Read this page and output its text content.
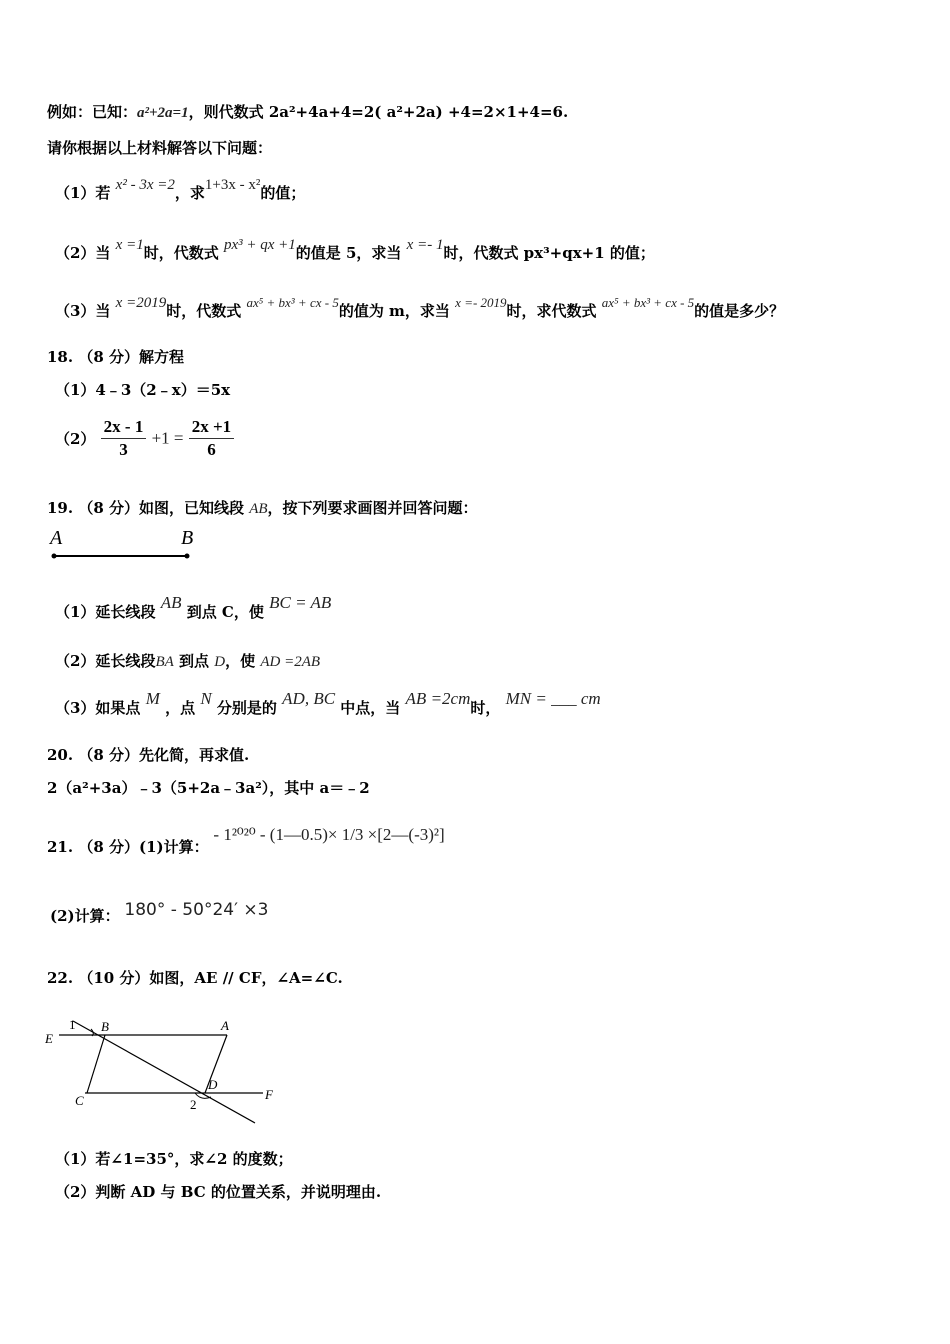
例如：已知：a²+2a=1，则代数式 2a²+4a+4=2( a²+2a) +4=2×1+4=6.
请你根据以上材料解答以下问题：
（1）若 x² - 3x =2，求1+3x - x²的值；
（2）当 x =1时，代数式 px³ + qx +1的值是 5，求当 x =- 1时，代数式 px³+qx+1 的值；
（3）当 x =2019时，代数式 ax⁵ + bx³ + cx - 5的值为 m，求当 x =- 2019时，求代数式 ax⁵ + bx³ + cx - 5的值是多少？
18. （8 分）解方程
（1）4﹣3（2﹣x）＝5x
$(2) \frac{2x - 1}{3} +1 = \frac{2x +1}{6}$
19. （8 分）如图，已知线段 AB，按下列要求画图并回答问题：
A	B
（1）延长线段 AB 到点 C，使 BC = AB
（2）延长线段BA 到点 D，使 AD =2AB
（3）如果点 M ，点 N 分别是的 AD, BC 中点，当 AB =2cm时， MN = ___ cm
20. （8 分）先化简，再求值.
2（a²+3a）﹣3（5+2a﹣3a²），其中 a＝﹣2
21. （8 分）(1)计算： - 1²⁰²⁰ - (1—0.5)× 1/3 ×[2—(-3)²]
(2)计算： 180° - 50°24′ ×3
22. （10 分）如图，AE // CF，∠A=∠C.
1 B	A
E
C
D
2
F
（1）若∠1=35°，求∠2 的度数；
（2）判断 AD 与 BC 的位置关系，并说明理由.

++++++

SET PROBLEM:
Output every entry word for word, but omit the pictures.

ANSWER TO THIS EXERCISE:
Read this page and output its text content.
例如：已知：a²+2a=1，则代数式 2a²+4a+4=2( a²+2a) +4=2×1+4=6.
请你根据以上材料解答以下问题：
（1）若 x² - 3x =2，求1+3x - x²的值；
（2）当 x =1时，代数式 px³ + qx +1的值是 5，求当 x =- 1时，代数式 px³+qx+1 的值；
（3）当 x =2019时，代数式 ax⁵ + bx³ + cx - 5的值为 m，求当 x =- 2019时，求代数式 ax⁵ + bx³ + cx - 5的值是多少？
18. （8 分）解方程
（1）4﹣3（2﹣x）＝5x
$(2) \frac{2x - 1}{3} +1 = \frac{2x +1}{6}$
19. （8 分）如图，已知线段 AB，按下列要求画图并回答问题：
A	B
（1）延长线段 AB 到点 C，使 BC = AB
（2）延长线段BA 到点 D，使 AD =2AB
（3）如果点 M ，点 N 分别是的 AD, BC 中点，当 AB =2cm时， MN = ___ cm
20. （8 分）先化简，再求值.
2（a²+3a）﹣3（5+2a﹣3a²），其中 a＝﹣2
21. （8 分）(1)计算： - 1²⁰²⁰ - (1—0.5)× 1/3 ×[2—(-3)²]
(2)计算： 180° - 50°24′ ×3
22. （10 分）如图，AE // CF，∠A=∠C.
1 B	A
E
C
D
2
F
（1）若∠1=35°，求∠2 的度数；
（2）判断 AD 与 BC 的位置关系，并说明理由.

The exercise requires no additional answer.